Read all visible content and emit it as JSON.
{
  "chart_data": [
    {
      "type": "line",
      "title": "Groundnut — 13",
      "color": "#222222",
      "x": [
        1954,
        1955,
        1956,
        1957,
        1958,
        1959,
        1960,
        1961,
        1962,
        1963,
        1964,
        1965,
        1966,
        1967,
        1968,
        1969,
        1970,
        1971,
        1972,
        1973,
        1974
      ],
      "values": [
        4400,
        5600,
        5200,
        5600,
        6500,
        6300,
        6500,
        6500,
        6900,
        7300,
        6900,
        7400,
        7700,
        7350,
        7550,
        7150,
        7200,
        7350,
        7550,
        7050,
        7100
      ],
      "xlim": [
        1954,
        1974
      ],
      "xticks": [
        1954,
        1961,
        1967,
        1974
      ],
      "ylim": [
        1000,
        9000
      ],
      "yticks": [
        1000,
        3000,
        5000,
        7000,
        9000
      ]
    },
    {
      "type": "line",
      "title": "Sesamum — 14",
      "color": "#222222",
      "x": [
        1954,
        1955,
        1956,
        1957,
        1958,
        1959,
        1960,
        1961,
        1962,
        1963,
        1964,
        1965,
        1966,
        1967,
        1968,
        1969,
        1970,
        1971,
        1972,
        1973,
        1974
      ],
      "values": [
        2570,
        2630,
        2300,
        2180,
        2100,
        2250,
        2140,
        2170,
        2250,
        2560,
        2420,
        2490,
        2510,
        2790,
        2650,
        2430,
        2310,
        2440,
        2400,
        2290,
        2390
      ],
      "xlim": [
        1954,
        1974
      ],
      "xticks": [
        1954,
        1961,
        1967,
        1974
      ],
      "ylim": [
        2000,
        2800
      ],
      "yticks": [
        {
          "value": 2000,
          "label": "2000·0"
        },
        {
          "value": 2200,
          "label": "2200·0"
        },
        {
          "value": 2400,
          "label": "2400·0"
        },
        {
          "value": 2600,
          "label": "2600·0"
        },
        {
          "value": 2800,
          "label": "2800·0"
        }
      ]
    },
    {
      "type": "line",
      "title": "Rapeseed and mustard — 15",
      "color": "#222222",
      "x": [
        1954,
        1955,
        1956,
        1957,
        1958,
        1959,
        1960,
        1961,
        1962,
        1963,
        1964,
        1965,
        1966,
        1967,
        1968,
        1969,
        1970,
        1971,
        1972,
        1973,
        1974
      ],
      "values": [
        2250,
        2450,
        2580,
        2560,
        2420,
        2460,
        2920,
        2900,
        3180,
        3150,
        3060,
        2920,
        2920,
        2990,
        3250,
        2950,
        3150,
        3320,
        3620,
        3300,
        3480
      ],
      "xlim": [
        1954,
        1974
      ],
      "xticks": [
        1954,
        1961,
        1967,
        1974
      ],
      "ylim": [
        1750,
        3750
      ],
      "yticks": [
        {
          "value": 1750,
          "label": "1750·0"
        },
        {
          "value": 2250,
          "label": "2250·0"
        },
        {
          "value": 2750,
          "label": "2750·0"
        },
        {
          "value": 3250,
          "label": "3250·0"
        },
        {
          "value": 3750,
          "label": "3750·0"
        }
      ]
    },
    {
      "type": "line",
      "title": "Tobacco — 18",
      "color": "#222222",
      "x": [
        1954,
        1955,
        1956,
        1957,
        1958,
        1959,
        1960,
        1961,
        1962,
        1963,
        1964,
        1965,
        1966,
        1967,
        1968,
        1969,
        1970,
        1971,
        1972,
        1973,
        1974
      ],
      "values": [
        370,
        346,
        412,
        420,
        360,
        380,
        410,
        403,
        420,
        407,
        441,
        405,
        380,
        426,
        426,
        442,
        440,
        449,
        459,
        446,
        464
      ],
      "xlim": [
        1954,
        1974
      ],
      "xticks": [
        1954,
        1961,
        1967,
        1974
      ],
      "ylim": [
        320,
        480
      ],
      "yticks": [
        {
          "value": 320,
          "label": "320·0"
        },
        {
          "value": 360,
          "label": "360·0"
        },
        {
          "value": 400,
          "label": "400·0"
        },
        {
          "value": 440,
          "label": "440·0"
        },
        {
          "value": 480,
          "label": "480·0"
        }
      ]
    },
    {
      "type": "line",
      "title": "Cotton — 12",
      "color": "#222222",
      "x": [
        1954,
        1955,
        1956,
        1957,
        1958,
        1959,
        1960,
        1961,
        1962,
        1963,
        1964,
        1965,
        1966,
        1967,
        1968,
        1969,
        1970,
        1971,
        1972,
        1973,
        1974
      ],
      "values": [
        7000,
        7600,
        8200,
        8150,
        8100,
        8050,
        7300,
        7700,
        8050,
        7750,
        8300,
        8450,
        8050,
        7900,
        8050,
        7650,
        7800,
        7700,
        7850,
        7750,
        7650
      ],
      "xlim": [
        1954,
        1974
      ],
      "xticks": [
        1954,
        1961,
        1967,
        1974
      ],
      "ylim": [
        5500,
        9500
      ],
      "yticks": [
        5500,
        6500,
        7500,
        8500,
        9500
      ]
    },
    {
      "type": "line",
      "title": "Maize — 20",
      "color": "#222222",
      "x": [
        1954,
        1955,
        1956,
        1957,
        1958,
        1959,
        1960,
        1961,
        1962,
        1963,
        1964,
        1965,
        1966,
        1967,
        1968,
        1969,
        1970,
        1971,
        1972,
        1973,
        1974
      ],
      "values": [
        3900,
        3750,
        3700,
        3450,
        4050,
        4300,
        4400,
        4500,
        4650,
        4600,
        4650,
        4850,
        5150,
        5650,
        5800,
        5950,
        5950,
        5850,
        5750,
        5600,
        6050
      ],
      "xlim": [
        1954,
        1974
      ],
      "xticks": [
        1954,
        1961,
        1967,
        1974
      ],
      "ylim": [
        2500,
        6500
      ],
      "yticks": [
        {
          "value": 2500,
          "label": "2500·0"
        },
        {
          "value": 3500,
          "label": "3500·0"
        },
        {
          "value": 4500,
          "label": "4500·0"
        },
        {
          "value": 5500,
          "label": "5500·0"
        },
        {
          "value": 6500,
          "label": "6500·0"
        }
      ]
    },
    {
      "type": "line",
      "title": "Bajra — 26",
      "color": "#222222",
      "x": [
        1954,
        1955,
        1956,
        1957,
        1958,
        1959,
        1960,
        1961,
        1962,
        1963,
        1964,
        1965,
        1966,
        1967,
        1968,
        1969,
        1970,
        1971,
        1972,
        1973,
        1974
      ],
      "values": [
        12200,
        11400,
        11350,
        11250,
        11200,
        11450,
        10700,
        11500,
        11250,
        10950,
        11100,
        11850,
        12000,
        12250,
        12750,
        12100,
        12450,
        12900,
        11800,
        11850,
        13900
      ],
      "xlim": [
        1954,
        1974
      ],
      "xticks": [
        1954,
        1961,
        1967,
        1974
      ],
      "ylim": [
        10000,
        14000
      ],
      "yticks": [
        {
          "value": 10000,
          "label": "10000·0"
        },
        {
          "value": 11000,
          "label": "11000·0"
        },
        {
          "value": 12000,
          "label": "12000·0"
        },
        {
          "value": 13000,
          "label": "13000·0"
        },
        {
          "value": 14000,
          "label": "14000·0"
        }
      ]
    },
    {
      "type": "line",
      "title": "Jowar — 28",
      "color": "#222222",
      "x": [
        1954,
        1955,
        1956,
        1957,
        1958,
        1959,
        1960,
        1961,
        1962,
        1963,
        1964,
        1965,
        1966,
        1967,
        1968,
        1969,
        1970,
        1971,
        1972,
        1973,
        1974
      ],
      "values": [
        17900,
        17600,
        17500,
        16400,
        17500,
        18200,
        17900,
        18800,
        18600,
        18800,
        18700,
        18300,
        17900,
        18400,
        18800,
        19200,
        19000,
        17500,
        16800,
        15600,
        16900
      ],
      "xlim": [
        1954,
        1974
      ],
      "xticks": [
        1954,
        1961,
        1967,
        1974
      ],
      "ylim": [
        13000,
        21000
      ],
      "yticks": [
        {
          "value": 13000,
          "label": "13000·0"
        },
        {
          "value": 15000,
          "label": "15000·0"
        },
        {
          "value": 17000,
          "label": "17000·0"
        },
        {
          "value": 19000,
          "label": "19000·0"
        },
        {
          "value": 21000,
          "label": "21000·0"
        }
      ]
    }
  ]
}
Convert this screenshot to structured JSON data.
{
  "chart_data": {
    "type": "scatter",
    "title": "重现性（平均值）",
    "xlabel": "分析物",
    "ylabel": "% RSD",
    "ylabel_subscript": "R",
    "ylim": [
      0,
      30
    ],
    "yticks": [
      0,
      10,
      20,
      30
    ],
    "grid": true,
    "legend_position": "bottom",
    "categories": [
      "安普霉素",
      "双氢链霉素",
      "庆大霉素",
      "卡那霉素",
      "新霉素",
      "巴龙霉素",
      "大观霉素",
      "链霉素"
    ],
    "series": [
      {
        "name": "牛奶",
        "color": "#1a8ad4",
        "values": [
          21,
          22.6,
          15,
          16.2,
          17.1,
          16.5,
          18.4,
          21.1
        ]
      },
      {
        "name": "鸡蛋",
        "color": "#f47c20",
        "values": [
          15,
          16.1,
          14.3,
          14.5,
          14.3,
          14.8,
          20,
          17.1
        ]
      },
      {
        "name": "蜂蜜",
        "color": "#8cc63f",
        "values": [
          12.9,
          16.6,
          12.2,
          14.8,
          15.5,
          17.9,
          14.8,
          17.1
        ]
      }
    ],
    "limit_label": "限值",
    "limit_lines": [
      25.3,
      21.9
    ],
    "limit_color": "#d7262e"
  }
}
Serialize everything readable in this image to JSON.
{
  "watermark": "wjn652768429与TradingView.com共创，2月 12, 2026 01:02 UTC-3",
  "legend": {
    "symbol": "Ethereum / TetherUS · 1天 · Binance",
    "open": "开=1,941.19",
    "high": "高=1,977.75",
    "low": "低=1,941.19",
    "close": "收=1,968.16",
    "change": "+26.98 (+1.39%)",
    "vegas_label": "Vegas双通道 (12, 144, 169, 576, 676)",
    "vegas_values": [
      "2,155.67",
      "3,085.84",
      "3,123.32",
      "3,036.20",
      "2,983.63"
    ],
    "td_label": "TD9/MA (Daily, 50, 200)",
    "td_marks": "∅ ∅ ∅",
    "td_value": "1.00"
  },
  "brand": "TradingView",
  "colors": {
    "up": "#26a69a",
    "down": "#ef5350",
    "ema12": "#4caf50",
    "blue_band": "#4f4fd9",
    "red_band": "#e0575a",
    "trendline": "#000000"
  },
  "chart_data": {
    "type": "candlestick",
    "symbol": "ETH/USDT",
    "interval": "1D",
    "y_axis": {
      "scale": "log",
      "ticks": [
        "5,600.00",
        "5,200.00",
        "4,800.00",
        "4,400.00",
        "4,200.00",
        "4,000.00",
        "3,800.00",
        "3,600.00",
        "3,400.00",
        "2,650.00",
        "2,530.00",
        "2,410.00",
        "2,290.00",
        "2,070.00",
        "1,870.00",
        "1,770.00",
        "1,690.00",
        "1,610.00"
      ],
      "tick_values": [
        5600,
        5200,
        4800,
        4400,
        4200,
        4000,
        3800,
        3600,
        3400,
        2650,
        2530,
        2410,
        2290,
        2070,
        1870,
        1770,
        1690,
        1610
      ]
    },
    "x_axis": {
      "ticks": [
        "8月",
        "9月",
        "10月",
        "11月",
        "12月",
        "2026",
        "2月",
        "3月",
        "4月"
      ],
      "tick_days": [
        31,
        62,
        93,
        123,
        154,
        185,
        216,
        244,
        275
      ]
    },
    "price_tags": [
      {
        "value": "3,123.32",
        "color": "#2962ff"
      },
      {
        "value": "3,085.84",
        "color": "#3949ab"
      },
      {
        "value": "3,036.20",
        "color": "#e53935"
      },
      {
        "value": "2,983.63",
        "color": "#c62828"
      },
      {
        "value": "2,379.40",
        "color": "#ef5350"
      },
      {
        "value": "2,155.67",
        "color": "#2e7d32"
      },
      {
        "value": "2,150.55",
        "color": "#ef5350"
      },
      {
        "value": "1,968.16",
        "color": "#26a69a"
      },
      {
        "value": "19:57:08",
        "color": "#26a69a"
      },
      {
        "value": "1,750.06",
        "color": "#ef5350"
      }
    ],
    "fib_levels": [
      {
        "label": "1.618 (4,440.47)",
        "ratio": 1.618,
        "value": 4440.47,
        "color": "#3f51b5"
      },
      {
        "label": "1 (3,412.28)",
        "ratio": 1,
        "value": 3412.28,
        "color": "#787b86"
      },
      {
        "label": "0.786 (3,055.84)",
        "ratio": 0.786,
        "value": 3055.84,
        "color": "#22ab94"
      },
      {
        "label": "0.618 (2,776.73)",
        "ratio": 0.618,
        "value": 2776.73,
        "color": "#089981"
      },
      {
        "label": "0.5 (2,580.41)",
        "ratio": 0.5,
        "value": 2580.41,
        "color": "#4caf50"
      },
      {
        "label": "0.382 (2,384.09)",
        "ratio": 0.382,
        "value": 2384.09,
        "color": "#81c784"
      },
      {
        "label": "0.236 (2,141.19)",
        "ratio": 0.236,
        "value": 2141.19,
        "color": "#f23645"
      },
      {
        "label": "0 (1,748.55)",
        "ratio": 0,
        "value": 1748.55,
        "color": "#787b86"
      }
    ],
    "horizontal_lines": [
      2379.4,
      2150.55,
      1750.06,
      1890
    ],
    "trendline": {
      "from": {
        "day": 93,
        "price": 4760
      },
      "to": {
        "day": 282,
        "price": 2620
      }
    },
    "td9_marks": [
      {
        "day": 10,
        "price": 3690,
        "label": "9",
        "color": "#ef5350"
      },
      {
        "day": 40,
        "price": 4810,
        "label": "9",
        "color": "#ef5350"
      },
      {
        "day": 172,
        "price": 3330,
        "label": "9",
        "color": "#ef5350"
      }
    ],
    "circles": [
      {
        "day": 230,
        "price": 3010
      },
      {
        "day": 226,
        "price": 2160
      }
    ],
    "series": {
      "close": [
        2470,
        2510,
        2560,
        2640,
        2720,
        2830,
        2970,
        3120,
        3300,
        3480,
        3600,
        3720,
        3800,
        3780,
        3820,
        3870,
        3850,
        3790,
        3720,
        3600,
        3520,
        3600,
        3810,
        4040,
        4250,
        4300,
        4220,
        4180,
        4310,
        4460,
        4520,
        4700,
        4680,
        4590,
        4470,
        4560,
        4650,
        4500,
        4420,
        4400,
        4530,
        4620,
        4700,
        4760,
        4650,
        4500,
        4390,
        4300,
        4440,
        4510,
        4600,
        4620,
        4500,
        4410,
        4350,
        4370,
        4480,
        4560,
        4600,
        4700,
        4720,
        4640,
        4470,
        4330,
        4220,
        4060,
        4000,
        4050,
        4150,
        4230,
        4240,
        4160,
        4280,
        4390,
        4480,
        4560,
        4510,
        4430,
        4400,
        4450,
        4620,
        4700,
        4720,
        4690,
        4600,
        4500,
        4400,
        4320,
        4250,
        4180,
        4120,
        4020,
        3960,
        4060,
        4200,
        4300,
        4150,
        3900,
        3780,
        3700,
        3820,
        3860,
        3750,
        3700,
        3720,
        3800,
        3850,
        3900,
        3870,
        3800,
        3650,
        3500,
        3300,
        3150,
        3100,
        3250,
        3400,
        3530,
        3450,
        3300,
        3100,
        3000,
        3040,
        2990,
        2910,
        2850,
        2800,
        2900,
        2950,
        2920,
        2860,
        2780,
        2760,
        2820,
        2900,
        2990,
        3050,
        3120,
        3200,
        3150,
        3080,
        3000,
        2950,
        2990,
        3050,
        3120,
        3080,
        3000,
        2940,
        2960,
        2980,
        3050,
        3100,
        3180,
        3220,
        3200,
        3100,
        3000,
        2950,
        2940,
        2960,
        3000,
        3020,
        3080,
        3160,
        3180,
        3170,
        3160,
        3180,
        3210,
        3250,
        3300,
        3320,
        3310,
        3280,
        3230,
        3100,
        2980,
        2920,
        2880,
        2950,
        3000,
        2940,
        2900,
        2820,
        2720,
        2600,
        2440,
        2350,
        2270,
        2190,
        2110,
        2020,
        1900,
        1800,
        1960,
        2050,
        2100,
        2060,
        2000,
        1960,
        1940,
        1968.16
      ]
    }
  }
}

----------------

→ **PROBLEM DESCRIPTION**
Pick out the lines above containing the word "this", then copy them.

→ **FULL OUTPUT**
Convert this screenshot to structured JSON data.
Serialize everything readable in this image to JSON.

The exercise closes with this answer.